In sum, there is much good to be done by implementing a patient-focused program of health care starting at the mother’s hospital stay for delivery. This is a window of opportunity that should not be missed, in order to set families on a positive course of health from baby’s day one.

Task objective:
Using the passage on patient-focused health care, answer these questions:
(a) When should the program of health care begin?
(b) What kind of program does the passage call for?
(c) What would not missing this window of opportunity do for families?
The records are separate material and have no connection to the passage on patient-focused health care.

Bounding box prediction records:
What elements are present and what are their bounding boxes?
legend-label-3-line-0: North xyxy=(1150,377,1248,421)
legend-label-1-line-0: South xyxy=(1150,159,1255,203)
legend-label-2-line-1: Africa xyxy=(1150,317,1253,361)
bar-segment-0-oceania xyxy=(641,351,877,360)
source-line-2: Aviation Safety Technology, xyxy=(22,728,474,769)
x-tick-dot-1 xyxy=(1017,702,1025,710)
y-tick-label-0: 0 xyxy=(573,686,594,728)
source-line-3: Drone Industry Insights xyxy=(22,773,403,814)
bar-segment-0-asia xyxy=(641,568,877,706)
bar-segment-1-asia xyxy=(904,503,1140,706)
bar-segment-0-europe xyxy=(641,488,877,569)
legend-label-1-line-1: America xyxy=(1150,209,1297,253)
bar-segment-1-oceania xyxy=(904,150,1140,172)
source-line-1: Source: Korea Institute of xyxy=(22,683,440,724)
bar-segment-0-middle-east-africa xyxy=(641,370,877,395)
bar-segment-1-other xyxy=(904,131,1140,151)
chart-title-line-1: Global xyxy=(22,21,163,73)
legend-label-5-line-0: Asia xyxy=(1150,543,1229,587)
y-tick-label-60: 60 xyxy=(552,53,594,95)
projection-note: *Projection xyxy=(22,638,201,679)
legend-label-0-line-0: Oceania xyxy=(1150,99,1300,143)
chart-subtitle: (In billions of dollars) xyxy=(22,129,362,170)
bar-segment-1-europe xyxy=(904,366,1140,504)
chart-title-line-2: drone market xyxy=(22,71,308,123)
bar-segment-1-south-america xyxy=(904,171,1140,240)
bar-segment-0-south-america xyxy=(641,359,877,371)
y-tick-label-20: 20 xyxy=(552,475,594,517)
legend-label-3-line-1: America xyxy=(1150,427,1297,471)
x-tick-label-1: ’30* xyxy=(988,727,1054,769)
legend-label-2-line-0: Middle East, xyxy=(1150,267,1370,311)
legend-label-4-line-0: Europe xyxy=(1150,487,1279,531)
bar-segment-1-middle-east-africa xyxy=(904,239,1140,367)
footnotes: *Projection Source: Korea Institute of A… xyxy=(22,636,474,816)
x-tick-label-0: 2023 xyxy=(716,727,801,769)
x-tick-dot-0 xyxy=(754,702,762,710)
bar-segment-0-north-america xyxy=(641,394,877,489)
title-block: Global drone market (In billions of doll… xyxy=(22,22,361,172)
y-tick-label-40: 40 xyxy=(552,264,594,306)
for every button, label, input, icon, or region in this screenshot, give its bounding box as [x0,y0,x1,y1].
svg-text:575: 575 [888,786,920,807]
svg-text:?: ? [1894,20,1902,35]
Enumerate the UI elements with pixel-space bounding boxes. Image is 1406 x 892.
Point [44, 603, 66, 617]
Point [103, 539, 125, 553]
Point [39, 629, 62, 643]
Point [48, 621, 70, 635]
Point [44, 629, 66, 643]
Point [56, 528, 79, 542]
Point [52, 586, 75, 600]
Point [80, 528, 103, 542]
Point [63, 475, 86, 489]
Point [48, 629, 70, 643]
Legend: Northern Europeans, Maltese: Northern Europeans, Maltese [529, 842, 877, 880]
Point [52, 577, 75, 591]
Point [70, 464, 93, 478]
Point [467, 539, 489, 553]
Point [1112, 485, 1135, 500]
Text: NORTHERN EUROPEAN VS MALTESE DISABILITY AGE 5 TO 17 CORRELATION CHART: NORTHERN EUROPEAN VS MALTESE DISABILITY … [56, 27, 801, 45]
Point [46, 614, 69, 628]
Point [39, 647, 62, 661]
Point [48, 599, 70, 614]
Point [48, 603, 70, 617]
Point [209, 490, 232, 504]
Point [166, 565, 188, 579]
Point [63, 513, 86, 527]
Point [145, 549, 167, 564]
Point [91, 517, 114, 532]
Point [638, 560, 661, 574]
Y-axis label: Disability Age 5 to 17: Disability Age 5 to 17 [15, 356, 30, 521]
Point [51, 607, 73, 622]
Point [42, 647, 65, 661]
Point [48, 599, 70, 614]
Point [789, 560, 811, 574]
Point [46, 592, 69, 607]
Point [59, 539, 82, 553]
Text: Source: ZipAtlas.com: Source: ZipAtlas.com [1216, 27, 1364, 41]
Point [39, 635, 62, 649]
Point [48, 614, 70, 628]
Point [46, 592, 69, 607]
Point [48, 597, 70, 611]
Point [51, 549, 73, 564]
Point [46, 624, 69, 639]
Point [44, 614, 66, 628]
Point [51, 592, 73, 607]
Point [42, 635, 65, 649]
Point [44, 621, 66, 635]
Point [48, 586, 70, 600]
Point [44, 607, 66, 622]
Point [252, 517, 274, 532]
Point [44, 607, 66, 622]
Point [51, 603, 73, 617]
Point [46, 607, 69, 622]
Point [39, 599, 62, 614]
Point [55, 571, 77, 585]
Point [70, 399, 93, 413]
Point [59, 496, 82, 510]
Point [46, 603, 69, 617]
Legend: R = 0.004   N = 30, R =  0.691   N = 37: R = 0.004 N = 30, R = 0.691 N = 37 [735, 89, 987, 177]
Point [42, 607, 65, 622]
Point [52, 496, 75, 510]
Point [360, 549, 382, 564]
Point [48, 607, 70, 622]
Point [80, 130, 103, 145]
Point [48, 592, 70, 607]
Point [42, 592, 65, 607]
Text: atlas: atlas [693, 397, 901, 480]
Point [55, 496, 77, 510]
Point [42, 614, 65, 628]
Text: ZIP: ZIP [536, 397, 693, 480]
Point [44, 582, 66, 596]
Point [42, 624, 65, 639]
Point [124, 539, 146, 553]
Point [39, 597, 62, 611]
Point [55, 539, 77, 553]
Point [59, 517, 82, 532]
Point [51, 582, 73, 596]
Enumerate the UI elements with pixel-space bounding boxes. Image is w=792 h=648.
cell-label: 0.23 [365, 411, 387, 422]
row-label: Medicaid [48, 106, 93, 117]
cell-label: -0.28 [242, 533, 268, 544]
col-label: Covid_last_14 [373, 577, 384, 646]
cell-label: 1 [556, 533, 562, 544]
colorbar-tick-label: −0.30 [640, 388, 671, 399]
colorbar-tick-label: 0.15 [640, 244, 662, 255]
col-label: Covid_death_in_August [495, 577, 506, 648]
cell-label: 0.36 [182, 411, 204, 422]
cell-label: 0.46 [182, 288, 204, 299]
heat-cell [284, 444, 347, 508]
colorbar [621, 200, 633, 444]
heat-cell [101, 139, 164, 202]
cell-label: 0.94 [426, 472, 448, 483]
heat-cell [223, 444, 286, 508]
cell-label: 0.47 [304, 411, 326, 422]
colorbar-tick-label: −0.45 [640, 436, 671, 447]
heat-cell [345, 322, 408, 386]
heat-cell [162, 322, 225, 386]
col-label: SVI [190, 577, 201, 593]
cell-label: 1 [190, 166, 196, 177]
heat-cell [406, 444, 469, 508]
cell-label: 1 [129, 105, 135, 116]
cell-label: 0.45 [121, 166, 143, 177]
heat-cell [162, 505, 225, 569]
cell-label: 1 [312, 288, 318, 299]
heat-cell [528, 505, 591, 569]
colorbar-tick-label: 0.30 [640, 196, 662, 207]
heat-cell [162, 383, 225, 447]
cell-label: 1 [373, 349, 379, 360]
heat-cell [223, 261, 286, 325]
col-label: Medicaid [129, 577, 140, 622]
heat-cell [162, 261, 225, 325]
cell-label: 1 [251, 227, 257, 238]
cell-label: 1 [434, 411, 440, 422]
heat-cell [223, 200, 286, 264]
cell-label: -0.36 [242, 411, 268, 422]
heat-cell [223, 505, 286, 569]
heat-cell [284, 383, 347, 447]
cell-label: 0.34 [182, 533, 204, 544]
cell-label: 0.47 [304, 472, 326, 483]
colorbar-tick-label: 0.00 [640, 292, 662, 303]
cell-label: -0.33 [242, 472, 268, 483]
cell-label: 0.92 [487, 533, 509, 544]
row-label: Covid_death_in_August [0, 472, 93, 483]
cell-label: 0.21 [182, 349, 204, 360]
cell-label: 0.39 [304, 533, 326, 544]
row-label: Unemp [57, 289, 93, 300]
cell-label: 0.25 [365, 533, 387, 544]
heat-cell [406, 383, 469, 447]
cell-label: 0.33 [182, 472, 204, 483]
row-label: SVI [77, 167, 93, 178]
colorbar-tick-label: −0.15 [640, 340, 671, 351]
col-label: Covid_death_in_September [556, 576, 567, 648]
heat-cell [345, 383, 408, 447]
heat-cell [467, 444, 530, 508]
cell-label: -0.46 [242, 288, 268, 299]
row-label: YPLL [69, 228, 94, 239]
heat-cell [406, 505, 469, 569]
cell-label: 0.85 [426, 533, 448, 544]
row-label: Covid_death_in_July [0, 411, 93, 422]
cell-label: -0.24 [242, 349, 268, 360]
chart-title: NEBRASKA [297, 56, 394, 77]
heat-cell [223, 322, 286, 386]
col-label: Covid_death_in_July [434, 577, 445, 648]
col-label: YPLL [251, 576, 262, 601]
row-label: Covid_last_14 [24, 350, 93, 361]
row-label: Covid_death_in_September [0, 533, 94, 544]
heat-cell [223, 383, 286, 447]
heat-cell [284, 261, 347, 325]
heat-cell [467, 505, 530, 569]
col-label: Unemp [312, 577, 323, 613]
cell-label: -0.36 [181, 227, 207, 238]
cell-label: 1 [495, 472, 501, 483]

Solution for this problem:
(a) At the mother's hospital stay for delivery.
(b) A patient-focused program of health care.
(c) It would set them on a positive course of health from baby's day one.